_Prompt_
Find the string "content" in the listing and report every line that has it.

+++

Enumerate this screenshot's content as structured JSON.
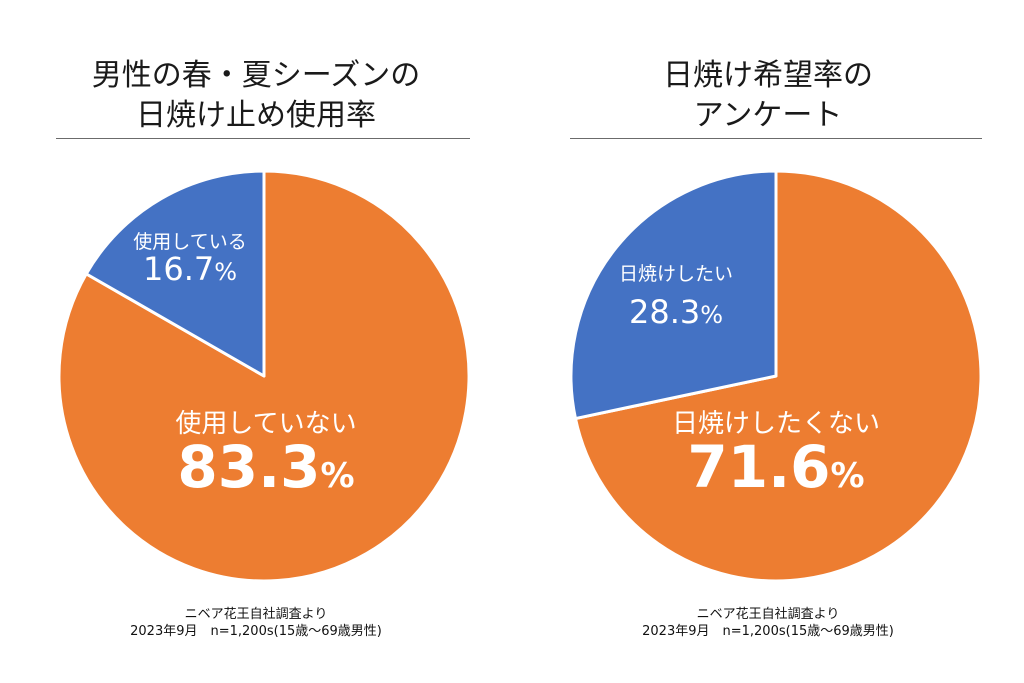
{
  "chart_data": [
    {
      "type": "pie",
      "title": "男性の春・夏シーズンの\n日焼け止め使用率",
      "slices": [
        {
          "label": "使用している",
          "value": 16.7,
          "display": "16.7",
          "color": "#4472C4"
        },
        {
          "label": "使用していない",
          "value": 83.3,
          "display": "83.3",
          "color": "#ED7D31"
        }
      ],
      "unit": "%",
      "source": [
        "ニベア花王自社調査より",
        "2023年9月　n=1,200s(15歳〜69歳男性)"
      ]
    },
    {
      "type": "pie",
      "title": "日焼け希望率の\nアンケート",
      "slices": [
        {
          "label": "日焼けしたい",
          "value": 28.3,
          "display": "28.3",
          "color": "#4472C4"
        },
        {
          "label": "日焼けしたくない",
          "value": 71.6,
          "display": "71.6",
          "color": "#ED7D31"
        }
      ],
      "unit": "%",
      "source": [
        "ニベア花王自社調査より",
        "2023年9月　n=1,200s(15歳〜69歳男性)"
      ]
    }
  ]
}
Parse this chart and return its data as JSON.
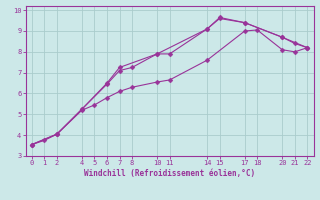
{
  "xlabel": "Windchill (Refroidissement éolien,°C)",
  "background_color": "#cce8e8",
  "grid_color": "#aacccc",
  "line_color": "#993399",
  "spine_color": "#993399",
  "xlim": [
    -0.5,
    22.5
  ],
  "ylim": [
    3.0,
    10.2
  ],
  "xticks": [
    0,
    1,
    2,
    4,
    5,
    6,
    7,
    8,
    10,
    11,
    14,
    15,
    17,
    18,
    20,
    21,
    22
  ],
  "yticks": [
    3,
    4,
    5,
    6,
    7,
    8,
    9,
    10
  ],
  "series": [
    {
      "x": [
        0,
        1,
        2,
        4,
        6,
        7,
        8,
        10,
        11,
        14,
        15,
        17,
        20,
        21,
        22
      ],
      "y": [
        3.55,
        3.75,
        4.05,
        5.25,
        6.45,
        7.1,
        7.25,
        7.9,
        7.9,
        9.1,
        9.6,
        9.4,
        8.7,
        8.4,
        8.2
      ],
      "marker": "D",
      "markersize": 2.5,
      "lw": 0.8
    },
    {
      "x": [
        0,
        2,
        4,
        6,
        7,
        10,
        14,
        15,
        17,
        20,
        22
      ],
      "y": [
        3.55,
        4.05,
        5.25,
        6.5,
        7.25,
        7.9,
        9.1,
        9.65,
        9.4,
        8.7,
        8.2
      ],
      "marker": "D",
      "markersize": 2.5,
      "lw": 0.8
    },
    {
      "x": [
        0,
        2,
        4,
        5,
        6,
        7,
        8,
        10,
        11,
        14,
        17,
        18,
        20,
        21,
        22
      ],
      "y": [
        3.55,
        4.05,
        5.2,
        5.45,
        5.8,
        6.1,
        6.3,
        6.55,
        6.65,
        7.6,
        9.0,
        9.05,
        8.1,
        8.0,
        8.2
      ],
      "marker": "D",
      "markersize": 2.5,
      "lw": 0.8
    }
  ]
}
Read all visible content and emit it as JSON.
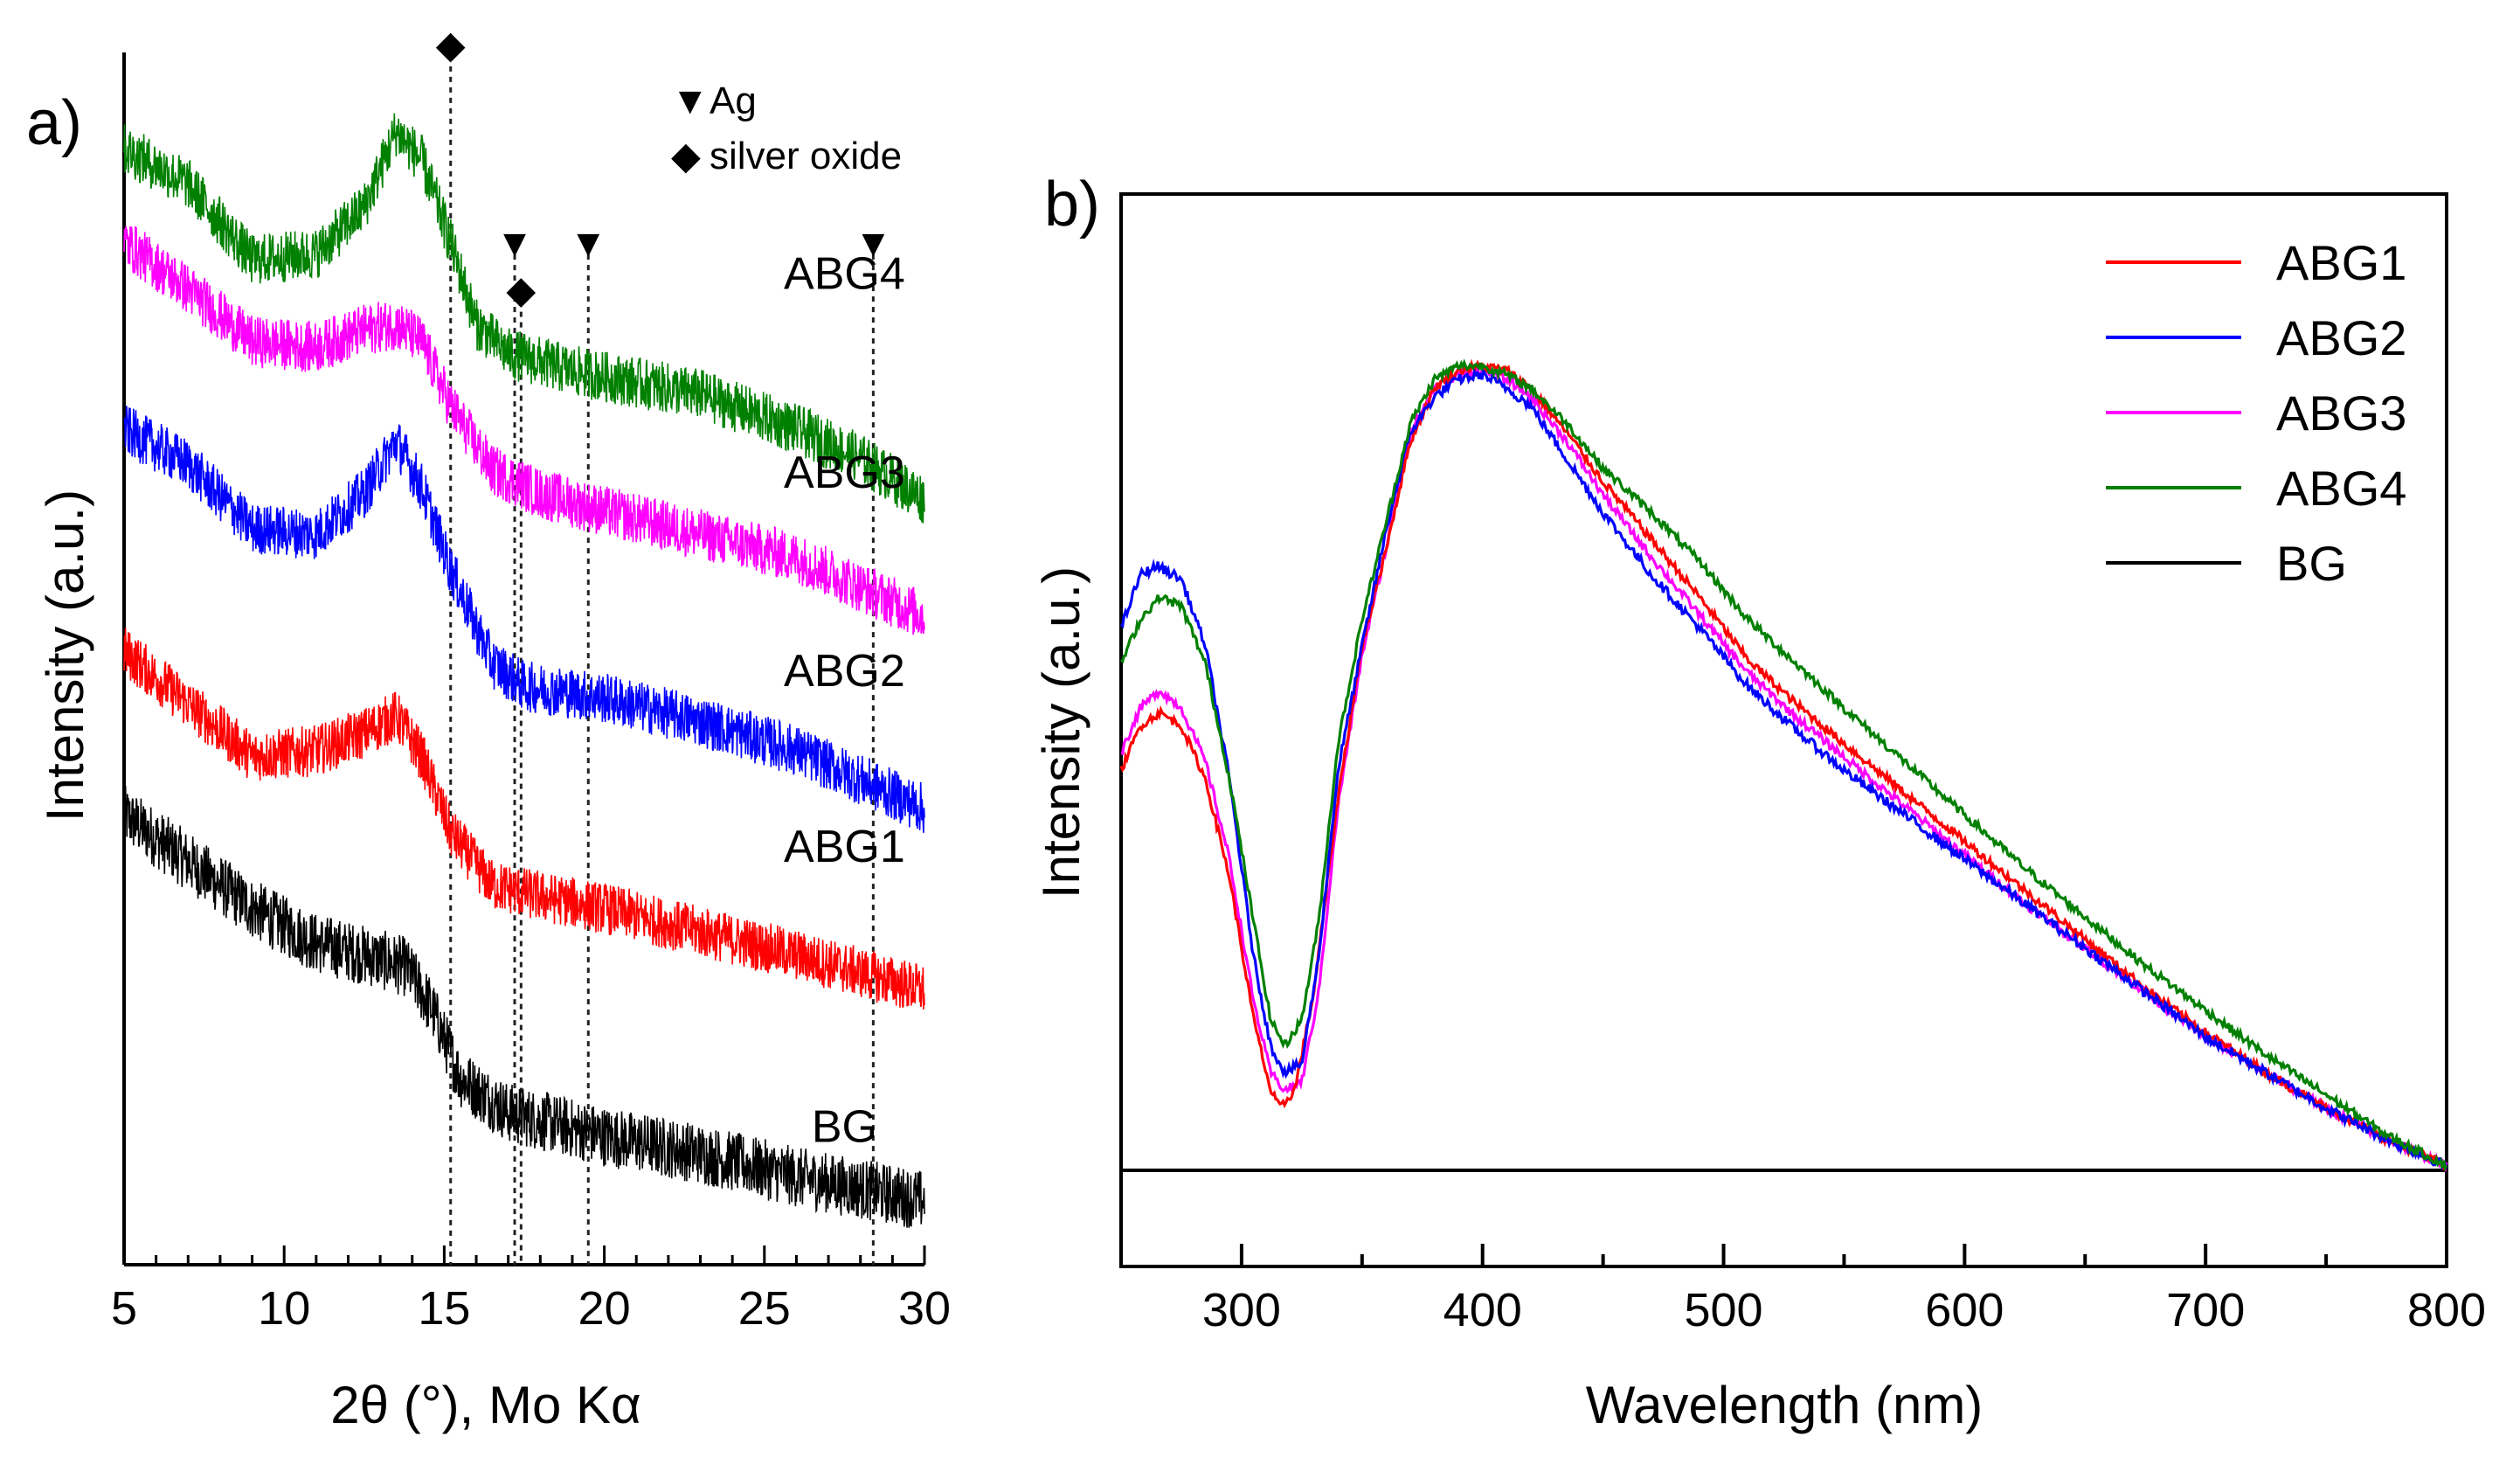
{
  "chart_data": [
    {
      "panel": "a)",
      "type": "line",
      "xlabel": "2θ (°), Mo Kα",
      "ylabel": "Intensity (a.u.)",
      "xlim": [
        5,
        30
      ],
      "xticks": [
        5,
        10,
        15,
        20,
        25,
        30
      ],
      "ylim": [
        0,
        100
      ],
      "marker_legend": [
        {
          "symbol": "▼",
          "label": "Ag"
        },
        {
          "symbol": "◆",
          "label": "silver oxide"
        }
      ],
      "reference_lines": [
        {
          "x": 15.2,
          "marker": "◆",
          "marker_level": 103
        },
        {
          "x": 17.2,
          "marker": "▼",
          "marker_level": 86
        },
        {
          "x": 17.4,
          "marker": "◆",
          "marker_level": 82
        },
        {
          "x": 19.5,
          "marker": "▼",
          "marker_level": 86
        },
        {
          "x": 28.4,
          "marker": "▼",
          "marker_level": 86
        }
      ],
      "series": [
        {
          "name": "BG",
          "color": "#000000",
          "noise": 2.6,
          "label_x": 27.5,
          "label_level": 9,
          "points": [
            [
              5,
              37
            ],
            [
              7,
              33
            ],
            [
              9,
              29
            ],
            [
              11,
              26
            ],
            [
              12.5,
              25
            ],
            [
              13.8,
              24
            ],
            [
              14.6,
              20.5
            ],
            [
              15.5,
              14.5
            ],
            [
              17,
              11.5
            ],
            [
              20,
              9.5
            ],
            [
              23,
              8
            ],
            [
              26,
              6
            ],
            [
              28,
              5
            ],
            [
              30,
              4
            ]
          ]
        },
        {
          "name": "ABG1",
          "color": "#ff0000",
          "noise": 2.2,
          "label_x": 27.5,
          "label_level": 33,
          "points": [
            [
              5,
              51
            ],
            [
              7,
              46.5
            ],
            [
              9,
              42
            ],
            [
              11,
              42.5
            ],
            [
              12.5,
              44
            ],
            [
              13.5,
              45.5
            ],
            [
              14.3,
              42
            ],
            [
              15.2,
              35.5
            ],
            [
              16.5,
              31
            ],
            [
              18,
              30
            ],
            [
              20,
              29
            ],
            [
              23,
              27
            ],
            [
              26,
              25
            ],
            [
              28,
              23.5
            ],
            [
              30,
              22
            ]
          ]
        },
        {
          "name": "ABG2",
          "color": "#0000ff",
          "noise": 2.2,
          "label_x": 27.5,
          "label_level": 48,
          "points": [
            [
              5,
              70
            ],
            [
              7,
              67
            ],
            [
              9,
              61.5
            ],
            [
              11,
              61
            ],
            [
              12.5,
              64.5
            ],
            [
              13.5,
              69
            ],
            [
              14.3,
              65
            ],
            [
              15.2,
              58
            ],
            [
              16.5,
              50
            ],
            [
              17.5,
              48
            ],
            [
              20,
              47
            ],
            [
              23,
              45
            ],
            [
              26,
              42.5
            ],
            [
              28,
              40
            ],
            [
              30,
              37.5
            ]
          ]
        },
        {
          "name": "ABG3",
          "color": "#ff00ff",
          "noise": 2.2,
          "label_x": 27.5,
          "label_level": 65,
          "points": [
            [
              5,
              86
            ],
            [
              7,
              82
            ],
            [
              9,
              77.5
            ],
            [
              11,
              77
            ],
            [
              12.5,
              78.5
            ],
            [
              13.5,
              79
            ],
            [
              14.3,
              77.5
            ],
            [
              15.2,
              72
            ],
            [
              16.5,
              66.5
            ],
            [
              18,
              64.5
            ],
            [
              20,
              63
            ],
            [
              23,
              61
            ],
            [
              26,
              59
            ],
            [
              28,
              56.5
            ],
            [
              30,
              54
            ]
          ]
        },
        {
          "name": "ABG4",
          "color": "#008000",
          "noise": 2.2,
          "label_x": 27.5,
          "label_level": 82,
          "points": [
            [
              5,
              94
            ],
            [
              7,
              91
            ],
            [
              9,
              84.5
            ],
            [
              11,
              85
            ],
            [
              12.5,
              89
            ],
            [
              13.5,
              95.5
            ],
            [
              14.3,
              93
            ],
            [
              15.2,
              86
            ],
            [
              16,
              79
            ],
            [
              17,
              76.5
            ],
            [
              19,
              75
            ],
            [
              21,
              74
            ],
            [
              23,
              73
            ],
            [
              26,
              70
            ],
            [
              28,
              67.5
            ],
            [
              30,
              64
            ]
          ]
        }
      ]
    },
    {
      "panel": "b)",
      "type": "line",
      "xlabel": "Wavelength (nm)",
      "ylabel": "Intensity (a.u.)",
      "xlim": [
        250,
        800
      ],
      "xticks": [
        300,
        400,
        500,
        600,
        700,
        800
      ],
      "ylim": [
        0,
        100
      ],
      "legend_position": "top-right",
      "series": [
        {
          "name": "ABG1",
          "color": "#ff0000",
          "noise": 0.5,
          "points": [
            [
              250,
              45
            ],
            [
              258,
              50
            ],
            [
              266,
              51.5
            ],
            [
              275,
              50
            ],
            [
              285,
              44
            ],
            [
              295,
              33
            ],
            [
              305,
              17
            ],
            [
              312,
              9
            ],
            [
              316,
              7
            ],
            [
              322,
              9
            ],
            [
              330,
              20
            ],
            [
              340,
              42
            ],
            [
              350,
              59
            ],
            [
              360,
              70
            ],
            [
              370,
              82
            ],
            [
              380,
              88
            ],
            [
              390,
              90
            ],
            [
              400,
              90.5
            ],
            [
              410,
              90
            ],
            [
              420,
              88
            ],
            [
              435,
              83
            ],
            [
              450,
              77.5
            ],
            [
              470,
              71
            ],
            [
              490,
              64.5
            ],
            [
              510,
              57.5
            ],
            [
              530,
              52.5
            ],
            [
              550,
              48
            ],
            [
              575,
              42.5
            ],
            [
              600,
              37
            ],
            [
              625,
              31.5
            ],
            [
              650,
              26
            ],
            [
              675,
              20.5
            ],
            [
              700,
              15.5
            ],
            [
              725,
              11
            ],
            [
              750,
              7
            ],
            [
              775,
              3.5
            ],
            [
              800,
              0.5
            ]
          ]
        },
        {
          "name": "ABG2",
          "color": "#0000ff",
          "noise": 0.55,
          "points": [
            [
              250,
              61
            ],
            [
              258,
              67
            ],
            [
              265,
              68
            ],
            [
              275,
              66.5
            ],
            [
              285,
              59
            ],
            [
              295,
              44
            ],
            [
              305,
              24
            ],
            [
              312,
              14
            ],
            [
              318,
              11
            ],
            [
              325,
              12
            ],
            [
              332,
              24
            ],
            [
              340,
              45
            ],
            [
              350,
              59
            ],
            [
              360,
              72
            ],
            [
              370,
              83
            ],
            [
              380,
              87
            ],
            [
              390,
              89
            ],
            [
              400,
              89.5
            ],
            [
              410,
              88
            ],
            [
              420,
              86
            ],
            [
              435,
              80
            ],
            [
              450,
              74
            ],
            [
              470,
              67
            ],
            [
              490,
              61
            ],
            [
              510,
              54.5
            ],
            [
              530,
              49.5
            ],
            [
              550,
              45
            ],
            [
              575,
              40
            ],
            [
              600,
              35
            ],
            [
              625,
              30
            ],
            [
              650,
              25
            ],
            [
              675,
              20
            ],
            [
              700,
              15
            ],
            [
              725,
              11
            ],
            [
              750,
              7
            ],
            [
              775,
              3.5
            ],
            [
              800,
              0.5
            ]
          ]
        },
        {
          "name": "ABG3",
          "color": "#ff00ff",
          "noise": 0.5,
          "points": [
            [
              250,
              47
            ],
            [
              258,
              52
            ],
            [
              266,
              54
            ],
            [
              275,
              52
            ],
            [
              285,
              46
            ],
            [
              295,
              35
            ],
            [
              305,
              19
            ],
            [
              312,
              11
            ],
            [
              318,
              9
            ],
            [
              325,
              10
            ],
            [
              332,
              20
            ],
            [
              340,
              41
            ],
            [
              350,
              58
            ],
            [
              360,
              70
            ],
            [
              370,
              83
            ],
            [
              380,
              88
            ],
            [
              390,
              89.5
            ],
            [
              400,
              90
            ],
            [
              410,
              89
            ],
            [
              420,
              87
            ],
            [
              435,
              82
            ],
            [
              450,
              76
            ],
            [
              470,
              69
            ],
            [
              490,
              62.5
            ],
            [
              510,
              56
            ],
            [
              530,
              51
            ],
            [
              550,
              46.5
            ],
            [
              575,
              41
            ],
            [
              600,
              35.5
            ],
            [
              625,
              30
            ],
            [
              650,
              25
            ],
            [
              675,
              20
            ],
            [
              700,
              15
            ],
            [
              725,
              11
            ],
            [
              750,
              7
            ],
            [
              775,
              3.5
            ],
            [
              800,
              0.5
            ]
          ]
        },
        {
          "name": "ABG4",
          "color": "#008000",
          "noise": 0.5,
          "points": [
            [
              250,
              57
            ],
            [
              258,
              62
            ],
            [
              266,
              64.5
            ],
            [
              275,
              63.5
            ],
            [
              285,
              57
            ],
            [
              295,
              44
            ],
            [
              305,
              28
            ],
            [
              312,
              17
            ],
            [
              318,
              14
            ],
            [
              325,
              17
            ],
            [
              332,
              28
            ],
            [
              340,
              48
            ],
            [
              350,
              62
            ],
            [
              360,
              73
            ],
            [
              370,
              84
            ],
            [
              380,
              89
            ],
            [
              390,
              90.5
            ],
            [
              400,
              90.5
            ],
            [
              410,
              89.5
            ],
            [
              420,
              88
            ],
            [
              435,
              84
            ],
            [
              450,
              79
            ],
            [
              470,
              74
            ],
            [
              490,
              68.5
            ],
            [
              510,
              62
            ],
            [
              530,
              57
            ],
            [
              550,
              52
            ],
            [
              575,
              46
            ],
            [
              600,
              40
            ],
            [
              625,
              34
            ],
            [
              650,
              28.5
            ],
            [
              675,
              23
            ],
            [
              700,
              18
            ],
            [
              725,
              13
            ],
            [
              750,
              8.5
            ],
            [
              775,
              4
            ],
            [
              800,
              0.5
            ]
          ]
        },
        {
          "name": "BG",
          "color": "#000000",
          "noise": 0,
          "points": [
            [
              250,
              0
            ],
            [
              800,
              0
            ]
          ]
        }
      ]
    }
  ]
}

+++

_The answer_
Enumerate this screenshot's content as structured JSON.
Read all visible content and emit it as JSON.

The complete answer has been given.